## The problem
Every line of the material that follows must be printed again exactly.

## Records provided
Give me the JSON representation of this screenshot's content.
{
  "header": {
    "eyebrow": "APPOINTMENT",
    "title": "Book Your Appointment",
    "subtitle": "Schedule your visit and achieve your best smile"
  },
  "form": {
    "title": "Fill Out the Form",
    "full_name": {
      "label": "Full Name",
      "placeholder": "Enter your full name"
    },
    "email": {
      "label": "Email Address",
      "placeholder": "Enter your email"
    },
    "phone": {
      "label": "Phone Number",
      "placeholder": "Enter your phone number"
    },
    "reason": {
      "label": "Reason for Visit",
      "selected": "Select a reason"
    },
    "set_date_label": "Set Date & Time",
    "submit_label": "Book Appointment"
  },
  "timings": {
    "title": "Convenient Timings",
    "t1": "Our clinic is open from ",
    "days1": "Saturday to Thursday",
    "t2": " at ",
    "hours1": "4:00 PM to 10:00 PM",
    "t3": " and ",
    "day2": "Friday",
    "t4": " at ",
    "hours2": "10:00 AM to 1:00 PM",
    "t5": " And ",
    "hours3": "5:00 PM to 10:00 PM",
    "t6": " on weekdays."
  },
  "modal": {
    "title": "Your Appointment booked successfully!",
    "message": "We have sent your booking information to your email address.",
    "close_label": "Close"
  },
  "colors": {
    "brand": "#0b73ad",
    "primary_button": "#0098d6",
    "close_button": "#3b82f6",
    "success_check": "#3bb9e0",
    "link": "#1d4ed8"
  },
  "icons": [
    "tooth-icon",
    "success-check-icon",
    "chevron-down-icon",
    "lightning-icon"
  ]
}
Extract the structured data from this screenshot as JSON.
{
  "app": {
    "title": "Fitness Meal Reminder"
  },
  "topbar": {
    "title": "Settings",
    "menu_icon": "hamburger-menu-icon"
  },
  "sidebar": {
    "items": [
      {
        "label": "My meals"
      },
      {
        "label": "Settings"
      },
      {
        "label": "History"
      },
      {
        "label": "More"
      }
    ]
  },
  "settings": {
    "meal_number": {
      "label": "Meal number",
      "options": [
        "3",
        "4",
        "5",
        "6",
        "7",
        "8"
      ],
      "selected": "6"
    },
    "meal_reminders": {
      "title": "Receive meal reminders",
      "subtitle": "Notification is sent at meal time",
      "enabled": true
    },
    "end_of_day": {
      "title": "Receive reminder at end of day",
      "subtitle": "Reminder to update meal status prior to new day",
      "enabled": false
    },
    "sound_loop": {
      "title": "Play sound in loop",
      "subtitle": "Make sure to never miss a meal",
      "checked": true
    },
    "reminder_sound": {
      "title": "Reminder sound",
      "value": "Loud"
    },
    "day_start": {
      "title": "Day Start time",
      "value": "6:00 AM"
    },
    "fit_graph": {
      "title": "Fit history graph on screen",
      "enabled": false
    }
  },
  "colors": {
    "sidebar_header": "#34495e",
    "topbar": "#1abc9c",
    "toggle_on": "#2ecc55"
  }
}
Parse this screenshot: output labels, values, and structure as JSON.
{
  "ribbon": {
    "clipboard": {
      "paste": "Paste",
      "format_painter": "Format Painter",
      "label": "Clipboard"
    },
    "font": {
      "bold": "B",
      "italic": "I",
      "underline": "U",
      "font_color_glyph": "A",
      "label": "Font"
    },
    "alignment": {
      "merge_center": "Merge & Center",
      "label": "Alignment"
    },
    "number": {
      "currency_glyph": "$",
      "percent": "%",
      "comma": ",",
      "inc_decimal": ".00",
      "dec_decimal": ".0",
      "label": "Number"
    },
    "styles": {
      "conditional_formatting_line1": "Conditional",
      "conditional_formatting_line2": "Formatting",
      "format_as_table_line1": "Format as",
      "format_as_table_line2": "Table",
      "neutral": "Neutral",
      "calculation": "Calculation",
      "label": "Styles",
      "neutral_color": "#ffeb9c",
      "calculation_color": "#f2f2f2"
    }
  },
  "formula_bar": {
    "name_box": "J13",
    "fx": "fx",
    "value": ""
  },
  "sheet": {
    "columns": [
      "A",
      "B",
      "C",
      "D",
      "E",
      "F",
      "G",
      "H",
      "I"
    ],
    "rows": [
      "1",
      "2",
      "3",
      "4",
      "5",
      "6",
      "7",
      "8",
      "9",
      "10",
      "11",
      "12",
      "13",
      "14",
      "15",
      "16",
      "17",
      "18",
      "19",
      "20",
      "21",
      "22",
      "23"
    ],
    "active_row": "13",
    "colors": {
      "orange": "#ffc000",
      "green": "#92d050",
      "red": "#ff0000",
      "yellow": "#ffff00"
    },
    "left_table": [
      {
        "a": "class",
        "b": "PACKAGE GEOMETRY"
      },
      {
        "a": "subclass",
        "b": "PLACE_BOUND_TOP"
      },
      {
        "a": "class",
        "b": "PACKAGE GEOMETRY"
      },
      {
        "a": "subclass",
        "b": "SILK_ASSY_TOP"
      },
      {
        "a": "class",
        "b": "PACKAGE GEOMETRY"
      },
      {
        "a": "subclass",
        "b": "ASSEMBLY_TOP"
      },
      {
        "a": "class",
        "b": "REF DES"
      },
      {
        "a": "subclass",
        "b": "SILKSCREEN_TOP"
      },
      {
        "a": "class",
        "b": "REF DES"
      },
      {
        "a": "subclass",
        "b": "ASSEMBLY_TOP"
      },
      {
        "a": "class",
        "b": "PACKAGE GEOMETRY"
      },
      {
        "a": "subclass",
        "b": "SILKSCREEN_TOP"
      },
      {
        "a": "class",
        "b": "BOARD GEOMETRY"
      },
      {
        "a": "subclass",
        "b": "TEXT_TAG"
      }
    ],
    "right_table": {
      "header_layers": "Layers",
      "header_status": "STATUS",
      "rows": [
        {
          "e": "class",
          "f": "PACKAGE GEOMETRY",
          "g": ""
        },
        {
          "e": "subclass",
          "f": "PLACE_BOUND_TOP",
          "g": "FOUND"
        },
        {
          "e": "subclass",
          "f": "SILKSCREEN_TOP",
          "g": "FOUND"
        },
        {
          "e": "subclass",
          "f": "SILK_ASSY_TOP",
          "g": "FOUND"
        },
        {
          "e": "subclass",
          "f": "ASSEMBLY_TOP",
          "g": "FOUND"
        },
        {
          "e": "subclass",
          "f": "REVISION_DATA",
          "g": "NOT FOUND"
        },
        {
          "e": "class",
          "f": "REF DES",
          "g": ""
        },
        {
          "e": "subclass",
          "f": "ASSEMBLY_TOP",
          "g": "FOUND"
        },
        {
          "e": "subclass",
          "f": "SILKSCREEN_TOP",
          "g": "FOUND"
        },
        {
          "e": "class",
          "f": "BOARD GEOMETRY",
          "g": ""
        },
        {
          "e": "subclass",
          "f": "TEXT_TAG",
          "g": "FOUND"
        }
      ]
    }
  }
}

## Full solution
Give me the JSON representation of this screenshot's content.
{
  "header": {
    "eyebrow": "APPOINTMENT",
    "title": "Book Your Appointment",
    "subtitle": "Schedule your visit and achieve your best smile"
  },
  "form": {
    "title": "Fill Out the Form",
    "full_name": {
      "label": "Full Name",
      "placeholder": "Enter your full name"
    },
    "email": {
      "label": "Email Address",
      "placeholder": "Enter your email"
    },
    "phone": {
      "label": "Phone Number",
      "placeholder": "Enter your phone number"
    },
    "reason": {
      "label": "Reason for Visit",
      "selected": "Select a reason"
    },
    "set_date_label": "Set Date & Time",
    "submit_label": "Book Appointment"
  },
  "timings": {
    "title": "Convenient Timings",
    "t1": "Our clinic is open from ",
    "days1": "Saturday to Thursday",
    "t2": " at ",
    "hours1": "4:00 PM to 10:00 PM",
    "t3": " and ",
    "day2": "Friday",
    "t4": " at ",
    "hours2": "10:00 AM to 1:00 PM",
    "t5": " And ",
    "hours3": "5:00 PM to 10:00 PM",
    "t6": " on weekdays."
  },
  "modal": {
    "title": "Your Appointment booked successfully!",
    "message": "We have sent your booking information to your email address.",
    "close_label": "Close"
  },
  "colors": {
    "brand": "#0b73ad",
    "primary_button": "#0098d6",
    "close_button": "#3b82f6",
    "success_check": "#3bb9e0",
    "link": "#1d4ed8"
  },
  "icons": [
    "tooth-icon",
    "success-check-icon",
    "chevron-down-icon",
    "lightning-icon"
  ]
}
Extract the structured data from this screenshot as JSON.
{
  "app": {
    "title": "Fitness Meal Reminder"
  },
  "topbar": {
    "title": "Settings",
    "menu_icon": "hamburger-menu-icon"
  },
  "sidebar": {
    "items": [
      {
        "label": "My meals"
      },
      {
        "label": "Settings"
      },
      {
        "label": "History"
      },
      {
        "label": "More"
      }
    ]
  },
  "settings": {
    "meal_number": {
      "label": "Meal number",
      "options": [
        "3",
        "4",
        "5",
        "6",
        "7",
        "8"
      ],
      "selected": "6"
    },
    "meal_reminders": {
      "title": "Receive meal reminders",
      "subtitle": "Notification is sent at meal time",
      "enabled": true
    },
    "end_of_day": {
      "title": "Receive reminder at end of day",
      "subtitle": "Reminder to update meal status prior to new day",
      "enabled": false
    },
    "sound_loop": {
      "title": "Play sound in loop",
      "subtitle": "Make sure to never miss a meal",
      "checked": true
    },
    "reminder_sound": {
      "title": "Reminder sound",
      "value": "Loud"
    },
    "day_start": {
      "title": "Day Start time",
      "value": "6:00 AM"
    },
    "fit_graph": {
      "title": "Fit history graph on screen",
      "enabled": false
    }
  },
  "colors": {
    "sidebar_header": "#34495e",
    "topbar": "#1abc9c",
    "toggle_on": "#2ecc55"
  }
}
Parse this screenshot: output labels, values, and structure as JSON.
{
  "ribbon": {
    "clipboard": {
      "paste": "Paste",
      "format_painter": "Format Painter",
      "label": "Clipboard"
    },
    "font": {
      "bold": "B",
      "italic": "I",
      "underline": "U",
      "font_color_glyph": "A",
      "label": "Font"
    },
    "alignment": {
      "merge_center": "Merge & Center",
      "label": "Alignment"
    },
    "number": {
      "currency_glyph": "$",
      "percent": "%",
      "comma": ",",
      "inc_decimal": ".00",
      "dec_decimal": ".0",
      "label": "Number"
    },
    "styles": {
      "conditional_formatting_line1": "Conditional",
      "conditional_formatting_line2": "Formatting",
      "format_as_table_line1": "Format as",
      "format_as_table_line2": "Table",
      "neutral": "Neutral",
      "calculation": "Calculation",
      "label": "Styles",
      "neutral_color": "#ffeb9c",
      "calculation_color": "#f2f2f2"
    }
  },
  "formula_bar": {
    "name_box": "J13",
    "fx": "fx",
    "value": ""
  },
  "sheet": {
    "columns": [
      "A",
      "B",
      "C",
      "D",
      "E",
      "F",
      "G",
      "H",
      "I"
    ],
    "rows": [
      "1",
      "2",
      "3",
      "4",
      "5",
      "6",
      "7",
      "8",
      "9",
      "10",
      "11",
      "12",
      "13",
      "14",
      "15",
      "16",
      "17",
      "18",
      "19",
      "20",
      "21",
      "22",
      "23"
    ],
    "active_row": "13",
    "colors": {
      "orange": "#ffc000",
      "green": "#92d050",
      "red": "#ff0000",
      "yellow": "#ffff00"
    },
    "left_table": [
      {
        "a": "class",
        "b": "PACKAGE GEOMETRY"
      },
      {
        "a": "subclass",
        "b": "PLACE_BOUND_TOP"
      },
      {
        "a": "class",
        "b": "PACKAGE GEOMETRY"
      },
      {
        "a": "subclass",
        "b": "SILK_ASSY_TOP"
      },
      {
        "a": "class",
        "b": "PACKAGE GEOMETRY"
      },
      {
        "a": "subclass",
        "b": "ASSEMBLY_TOP"
      },
      {
        "a": "class",
        "b": "REF DES"
      },
      {
        "a": "subclass",
        "b": "SILKSCREEN_TOP"
      },
      {
        "a": "class",
        "b": "REF DES"
      },
      {
        "a": "subclass",
        "b": "ASSEMBLY_TOP"
      },
      {
        "a": "class",
        "b": "PACKAGE GEOMETRY"
      },
      {
        "a": "subclass",
        "b": "SILKSCREEN_TOP"
      },
      {
        "a": "class",
        "b": "BOARD GEOMETRY"
      },
      {
        "a": "subclass",
        "b": "TEXT_TAG"
      }
    ],
    "right_table": {
      "header_layers": "Layers",
      "header_status": "STATUS",
      "rows": [
        {
          "e": "class",
          "f": "PACKAGE GEOMETRY",
          "g": ""
        },
        {
          "e": "subclass",
          "f": "PLACE_BOUND_TOP",
          "g": "FOUND"
        },
        {
          "e": "subclass",
          "f": "SILKSCREEN_TOP",
          "g": "FOUND"
        },
        {
          "e": "subclass",
          "f": "SILK_ASSY_TOP",
          "g": "FOUND"
        },
        {
          "e": "subclass",
          "f": "ASSEMBLY_TOP",
          "g": "FOUND"
        },
        {
          "e": "subclass",
          "f": "REVISION_DATA",
          "g": "NOT FOUND"
        },
        {
          "e": "class",
          "f": "REF DES",
          "g": ""
        },
        {
          "e": "subclass",
          "f": "ASSEMBLY_TOP",
          "g": "FOUND"
        },
        {
          "e": "subclass",
          "f": "SILKSCREEN_TOP",
          "g": "FOUND"
        },
        {
          "e": "class",
          "f": "BOARD GEOMETRY",
          "g": ""
        },
        {
          "e": "subclass",
          "f": "TEXT_TAG",
          "g": "FOUND"
        }
      ]
    }
  }
}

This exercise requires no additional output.